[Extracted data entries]
• • •

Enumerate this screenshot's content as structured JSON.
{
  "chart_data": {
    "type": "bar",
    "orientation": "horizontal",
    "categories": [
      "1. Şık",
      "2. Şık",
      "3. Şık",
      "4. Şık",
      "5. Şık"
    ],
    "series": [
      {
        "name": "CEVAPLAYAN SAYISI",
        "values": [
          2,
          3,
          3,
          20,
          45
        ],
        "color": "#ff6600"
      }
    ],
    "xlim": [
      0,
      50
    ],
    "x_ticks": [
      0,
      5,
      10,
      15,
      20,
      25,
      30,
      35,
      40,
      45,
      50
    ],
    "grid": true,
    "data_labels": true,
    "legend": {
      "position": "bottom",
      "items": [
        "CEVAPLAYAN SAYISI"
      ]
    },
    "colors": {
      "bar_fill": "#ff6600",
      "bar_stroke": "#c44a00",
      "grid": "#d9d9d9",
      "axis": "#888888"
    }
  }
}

• • •

EXERCISE:
Give only the number of lines in the material above where the string "CEVAPLAYAN" appears.

WRITTEN ANSWER:
2